■ STATED GOAL: Scan the records for the word "amount". Copy each line that includes it.

(Collected data)
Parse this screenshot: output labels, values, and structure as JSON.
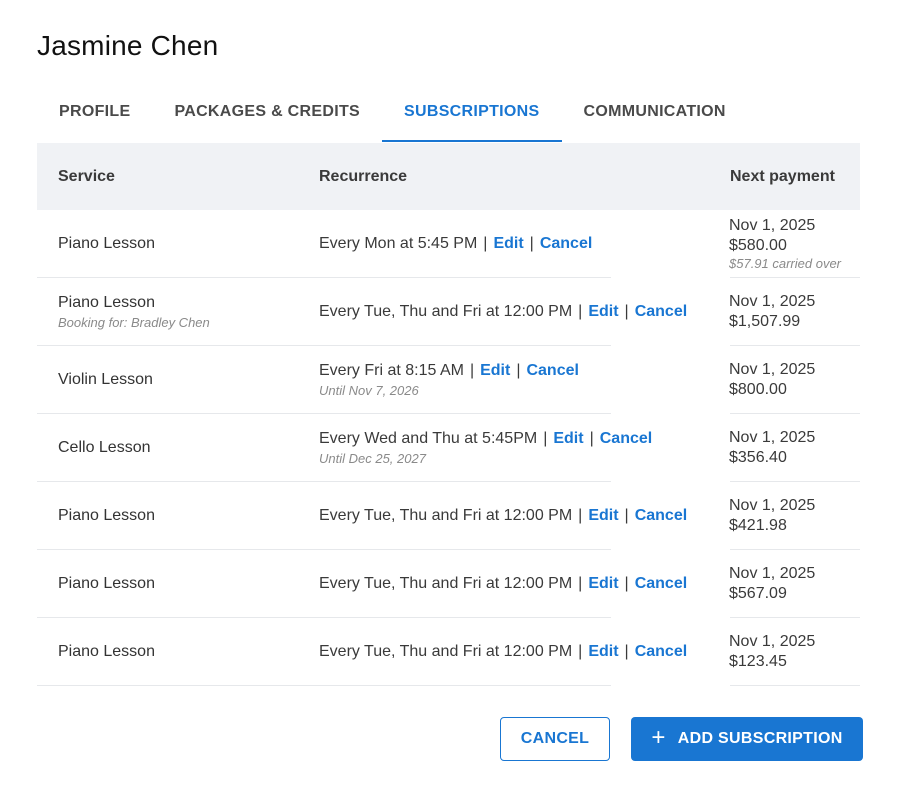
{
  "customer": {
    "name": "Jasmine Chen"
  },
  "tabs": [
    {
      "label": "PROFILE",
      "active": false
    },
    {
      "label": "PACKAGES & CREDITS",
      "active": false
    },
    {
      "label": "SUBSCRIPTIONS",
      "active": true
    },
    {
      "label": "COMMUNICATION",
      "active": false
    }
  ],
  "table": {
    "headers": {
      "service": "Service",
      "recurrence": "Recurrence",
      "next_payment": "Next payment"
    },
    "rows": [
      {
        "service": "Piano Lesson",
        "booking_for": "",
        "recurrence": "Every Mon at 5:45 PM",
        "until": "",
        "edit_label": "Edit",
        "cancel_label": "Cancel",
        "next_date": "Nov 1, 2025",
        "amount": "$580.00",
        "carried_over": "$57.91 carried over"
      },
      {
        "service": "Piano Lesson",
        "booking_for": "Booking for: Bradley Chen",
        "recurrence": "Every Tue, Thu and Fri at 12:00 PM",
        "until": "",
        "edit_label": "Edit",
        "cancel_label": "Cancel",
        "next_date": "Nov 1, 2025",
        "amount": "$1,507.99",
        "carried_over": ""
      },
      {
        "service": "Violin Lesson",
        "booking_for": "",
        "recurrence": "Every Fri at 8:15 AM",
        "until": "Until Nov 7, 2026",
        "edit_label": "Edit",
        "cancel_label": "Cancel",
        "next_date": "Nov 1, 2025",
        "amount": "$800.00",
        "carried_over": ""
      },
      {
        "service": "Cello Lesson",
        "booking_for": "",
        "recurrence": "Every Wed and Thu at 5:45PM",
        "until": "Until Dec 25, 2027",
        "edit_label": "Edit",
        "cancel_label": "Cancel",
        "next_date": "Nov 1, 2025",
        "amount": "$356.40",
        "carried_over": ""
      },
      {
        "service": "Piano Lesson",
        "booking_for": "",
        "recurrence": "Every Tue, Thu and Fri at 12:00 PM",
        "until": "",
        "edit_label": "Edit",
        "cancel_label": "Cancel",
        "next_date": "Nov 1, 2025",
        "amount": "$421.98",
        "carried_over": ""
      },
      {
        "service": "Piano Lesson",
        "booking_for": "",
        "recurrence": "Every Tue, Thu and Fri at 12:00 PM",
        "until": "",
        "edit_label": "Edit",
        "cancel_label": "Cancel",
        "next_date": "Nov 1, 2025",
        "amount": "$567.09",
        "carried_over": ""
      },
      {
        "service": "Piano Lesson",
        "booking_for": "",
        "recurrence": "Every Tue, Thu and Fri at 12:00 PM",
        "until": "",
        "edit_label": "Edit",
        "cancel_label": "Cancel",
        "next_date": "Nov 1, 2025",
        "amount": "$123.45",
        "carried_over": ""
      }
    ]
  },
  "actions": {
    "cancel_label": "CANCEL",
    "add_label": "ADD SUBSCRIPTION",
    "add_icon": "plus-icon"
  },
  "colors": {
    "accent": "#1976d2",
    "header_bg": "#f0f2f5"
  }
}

* * *

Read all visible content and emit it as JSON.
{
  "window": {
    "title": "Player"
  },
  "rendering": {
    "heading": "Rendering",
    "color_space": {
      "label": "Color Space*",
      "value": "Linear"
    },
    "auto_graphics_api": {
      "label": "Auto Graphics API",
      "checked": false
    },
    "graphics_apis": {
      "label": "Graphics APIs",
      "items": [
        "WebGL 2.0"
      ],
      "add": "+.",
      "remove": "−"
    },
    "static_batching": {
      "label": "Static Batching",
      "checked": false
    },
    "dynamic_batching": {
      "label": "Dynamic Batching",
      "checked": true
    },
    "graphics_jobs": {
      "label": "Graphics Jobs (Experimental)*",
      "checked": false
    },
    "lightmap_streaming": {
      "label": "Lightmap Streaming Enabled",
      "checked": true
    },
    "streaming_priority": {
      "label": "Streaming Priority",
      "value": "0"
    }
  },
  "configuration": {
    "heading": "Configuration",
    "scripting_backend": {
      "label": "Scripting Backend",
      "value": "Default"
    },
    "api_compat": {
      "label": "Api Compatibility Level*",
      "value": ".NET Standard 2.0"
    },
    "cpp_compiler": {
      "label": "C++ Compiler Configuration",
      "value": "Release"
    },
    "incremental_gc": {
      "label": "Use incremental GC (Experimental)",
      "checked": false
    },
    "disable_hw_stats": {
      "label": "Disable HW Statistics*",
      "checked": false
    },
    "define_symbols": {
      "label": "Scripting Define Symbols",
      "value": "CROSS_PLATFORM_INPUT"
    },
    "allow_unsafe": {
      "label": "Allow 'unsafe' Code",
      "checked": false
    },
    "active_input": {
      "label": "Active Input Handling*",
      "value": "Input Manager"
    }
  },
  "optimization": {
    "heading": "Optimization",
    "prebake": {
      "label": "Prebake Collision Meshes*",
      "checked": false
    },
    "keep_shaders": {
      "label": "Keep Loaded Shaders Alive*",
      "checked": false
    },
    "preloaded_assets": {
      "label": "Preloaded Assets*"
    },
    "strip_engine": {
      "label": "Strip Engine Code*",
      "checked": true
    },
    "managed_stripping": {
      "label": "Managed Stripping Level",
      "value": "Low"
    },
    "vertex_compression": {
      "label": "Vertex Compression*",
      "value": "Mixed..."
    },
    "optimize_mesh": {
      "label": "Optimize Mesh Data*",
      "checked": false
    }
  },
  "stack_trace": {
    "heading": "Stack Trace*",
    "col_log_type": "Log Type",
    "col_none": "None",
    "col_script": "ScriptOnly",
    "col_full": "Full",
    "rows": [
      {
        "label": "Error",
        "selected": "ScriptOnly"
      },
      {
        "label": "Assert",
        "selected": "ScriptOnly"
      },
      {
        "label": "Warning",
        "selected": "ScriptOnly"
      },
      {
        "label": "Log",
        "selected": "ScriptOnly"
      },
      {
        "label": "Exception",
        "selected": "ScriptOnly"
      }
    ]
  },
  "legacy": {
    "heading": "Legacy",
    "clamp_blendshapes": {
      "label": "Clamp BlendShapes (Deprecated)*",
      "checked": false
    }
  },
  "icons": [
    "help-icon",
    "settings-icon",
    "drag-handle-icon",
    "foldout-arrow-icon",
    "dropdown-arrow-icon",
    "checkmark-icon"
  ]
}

...

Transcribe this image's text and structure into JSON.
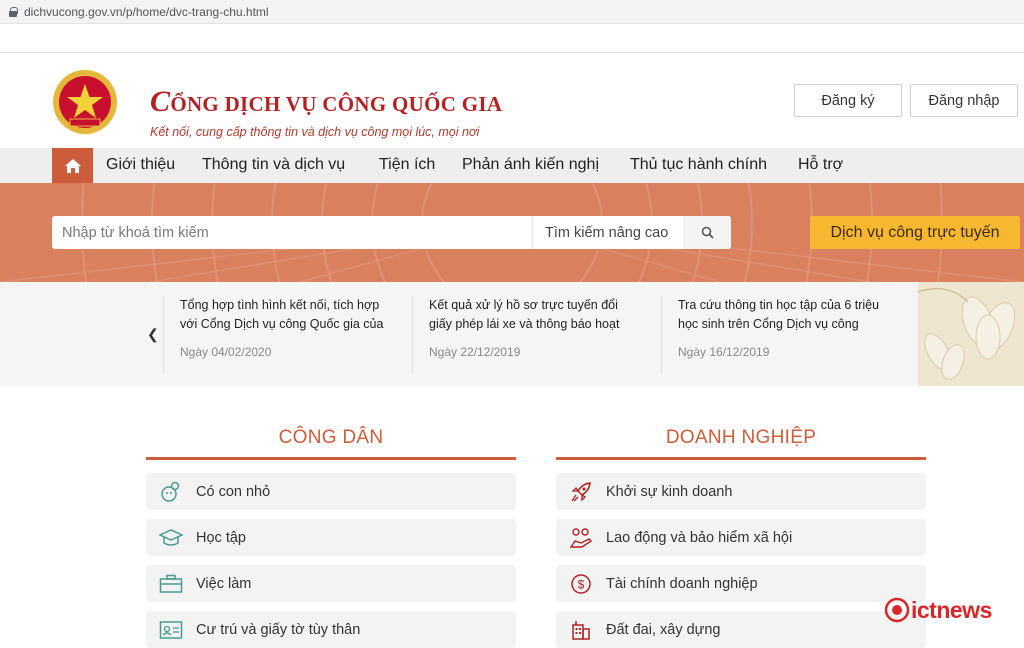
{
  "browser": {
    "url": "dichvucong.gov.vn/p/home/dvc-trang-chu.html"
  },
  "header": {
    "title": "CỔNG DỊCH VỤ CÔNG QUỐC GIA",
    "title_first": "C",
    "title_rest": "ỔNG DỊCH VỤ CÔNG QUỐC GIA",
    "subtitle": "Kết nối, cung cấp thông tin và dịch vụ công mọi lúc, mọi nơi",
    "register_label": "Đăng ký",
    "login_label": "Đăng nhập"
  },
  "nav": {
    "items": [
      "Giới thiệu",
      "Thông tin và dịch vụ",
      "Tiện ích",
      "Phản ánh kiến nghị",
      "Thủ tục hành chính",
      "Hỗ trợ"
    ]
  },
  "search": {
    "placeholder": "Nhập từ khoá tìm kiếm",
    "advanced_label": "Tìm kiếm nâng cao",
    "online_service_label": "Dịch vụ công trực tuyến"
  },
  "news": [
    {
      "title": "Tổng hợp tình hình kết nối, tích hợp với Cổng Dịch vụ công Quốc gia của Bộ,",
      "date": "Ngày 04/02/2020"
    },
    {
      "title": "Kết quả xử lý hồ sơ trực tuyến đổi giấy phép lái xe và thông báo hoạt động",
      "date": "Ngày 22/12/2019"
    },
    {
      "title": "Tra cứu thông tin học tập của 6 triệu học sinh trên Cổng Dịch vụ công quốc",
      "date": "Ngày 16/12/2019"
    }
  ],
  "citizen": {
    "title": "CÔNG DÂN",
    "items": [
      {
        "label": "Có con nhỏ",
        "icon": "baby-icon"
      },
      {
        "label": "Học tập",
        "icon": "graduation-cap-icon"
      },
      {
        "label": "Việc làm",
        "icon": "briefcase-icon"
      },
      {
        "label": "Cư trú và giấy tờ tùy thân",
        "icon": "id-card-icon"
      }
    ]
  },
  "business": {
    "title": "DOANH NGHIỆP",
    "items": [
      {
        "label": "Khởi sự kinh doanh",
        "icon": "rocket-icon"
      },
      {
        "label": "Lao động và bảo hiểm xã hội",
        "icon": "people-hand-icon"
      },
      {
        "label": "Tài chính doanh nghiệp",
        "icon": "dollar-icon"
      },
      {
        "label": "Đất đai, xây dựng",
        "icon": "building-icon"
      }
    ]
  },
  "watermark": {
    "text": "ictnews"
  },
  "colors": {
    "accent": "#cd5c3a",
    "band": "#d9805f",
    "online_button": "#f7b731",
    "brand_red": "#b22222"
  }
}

■ ANSWER FOR THIS EXERCISE:
        "amount": "$580.00",
        "amount": "$1,507.99",
        "amount": "$800.00",
        "amount": "$356.40",
        "amount": "$421.98",
        "amount": "$567.09",
        "amount": "$123.45",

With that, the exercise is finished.